[Start]

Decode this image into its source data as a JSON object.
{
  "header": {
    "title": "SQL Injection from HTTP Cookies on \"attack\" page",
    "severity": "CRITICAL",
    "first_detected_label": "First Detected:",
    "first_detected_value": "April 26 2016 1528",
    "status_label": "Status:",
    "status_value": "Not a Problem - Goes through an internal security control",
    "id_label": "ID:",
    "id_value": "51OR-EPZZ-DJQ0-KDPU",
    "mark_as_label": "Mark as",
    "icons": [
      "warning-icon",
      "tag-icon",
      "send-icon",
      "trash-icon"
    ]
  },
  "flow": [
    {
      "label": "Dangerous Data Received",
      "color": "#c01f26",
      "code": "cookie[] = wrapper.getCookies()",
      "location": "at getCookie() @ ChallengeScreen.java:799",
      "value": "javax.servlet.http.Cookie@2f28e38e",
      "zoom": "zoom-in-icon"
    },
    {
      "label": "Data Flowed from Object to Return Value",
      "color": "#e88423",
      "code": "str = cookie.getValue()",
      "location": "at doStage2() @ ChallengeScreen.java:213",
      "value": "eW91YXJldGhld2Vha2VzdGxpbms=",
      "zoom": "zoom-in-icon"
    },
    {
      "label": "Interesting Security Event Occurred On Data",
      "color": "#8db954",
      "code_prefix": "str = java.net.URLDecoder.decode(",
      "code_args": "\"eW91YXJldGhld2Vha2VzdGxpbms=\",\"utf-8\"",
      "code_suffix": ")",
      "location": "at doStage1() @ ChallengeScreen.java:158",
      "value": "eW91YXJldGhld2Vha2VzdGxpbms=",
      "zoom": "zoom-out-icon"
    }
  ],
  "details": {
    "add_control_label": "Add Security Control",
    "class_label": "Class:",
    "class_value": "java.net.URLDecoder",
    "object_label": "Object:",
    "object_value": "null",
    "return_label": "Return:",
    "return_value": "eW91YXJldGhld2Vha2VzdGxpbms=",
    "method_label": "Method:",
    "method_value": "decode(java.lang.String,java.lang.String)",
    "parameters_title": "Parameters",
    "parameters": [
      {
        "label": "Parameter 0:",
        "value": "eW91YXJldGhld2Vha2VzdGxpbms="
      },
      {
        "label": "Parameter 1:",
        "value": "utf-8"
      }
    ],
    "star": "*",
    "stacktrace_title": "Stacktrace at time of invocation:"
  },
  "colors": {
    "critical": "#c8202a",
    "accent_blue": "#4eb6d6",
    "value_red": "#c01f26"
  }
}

[End]

• Task objective:
Repeat the listing above without any change.

• Exercise response:
Decode this image into its source data as a JSON object.
{
  "header": {
    "title": "SQL Injection from HTTP Cookies on \"attack\" page",
    "severity": "CRITICAL",
    "first_detected_label": "First Detected:",
    "first_detected_value": "April 26 2016 1528",
    "status_label": "Status:",
    "status_value": "Not a Problem - Goes through an internal security control",
    "id_label": "ID:",
    "id_value": "51OR-EPZZ-DJQ0-KDPU",
    "mark_as_label": "Mark as",
    "icons": [
      "warning-icon",
      "tag-icon",
      "send-icon",
      "trash-icon"
    ]
  },
  "flow": [
    {
      "label": "Dangerous Data Received",
      "color": "#c01f26",
      "code": "cookie[] = wrapper.getCookies()",
      "location": "at getCookie() @ ChallengeScreen.java:799",
      "value": "javax.servlet.http.Cookie@2f28e38e",
      "zoom": "zoom-in-icon"
    },
    {
      "label": "Data Flowed from Object to Return Value",
      "color": "#e88423",
      "code": "str = cookie.getValue()",
      "location": "at doStage2() @ ChallengeScreen.java:213",
      "value": "eW91YXJldGhld2Vha2VzdGxpbms=",
      "zoom": "zoom-in-icon"
    },
    {
      "label": "Interesting Security Event Occurred On Data",
      "color": "#8db954",
      "code_prefix": "str = java.net.URLDecoder.decode(",
      "code_args": "\"eW91YXJldGhld2Vha2VzdGxpbms=\",\"utf-8\"",
      "code_suffix": ")",
      "location": "at doStage1() @ ChallengeScreen.java:158",
      "value": "eW91YXJldGhld2Vha2VzdGxpbms=",
      "zoom": "zoom-out-icon"
    }
  ],
  "details": {
    "add_control_label": "Add Security Control",
    "class_label": "Class:",
    "class_value": "java.net.URLDecoder",
    "object_label": "Object:",
    "object_value": "null",
    "return_label": "Return:",
    "return_value": "eW91YXJldGhld2Vha2VzdGxpbms=",
    "method_label": "Method:",
    "method_value": "decode(java.lang.String,java.lang.String)",
    "parameters_title": "Parameters",
    "parameters": [
      {
        "label": "Parameter 0:",
        "value": "eW91YXJldGhld2Vha2VzdGxpbms="
      },
      {
        "label": "Parameter 1:",
        "value": "utf-8"
      }
    ],
    "star": "*",
    "stacktrace_title": "Stacktrace at time of invocation:"
  },
  "colors": {
    "critical": "#c8202a",
    "accent_blue": "#4eb6d6",
    "value_red": "#c01f26"
  }
}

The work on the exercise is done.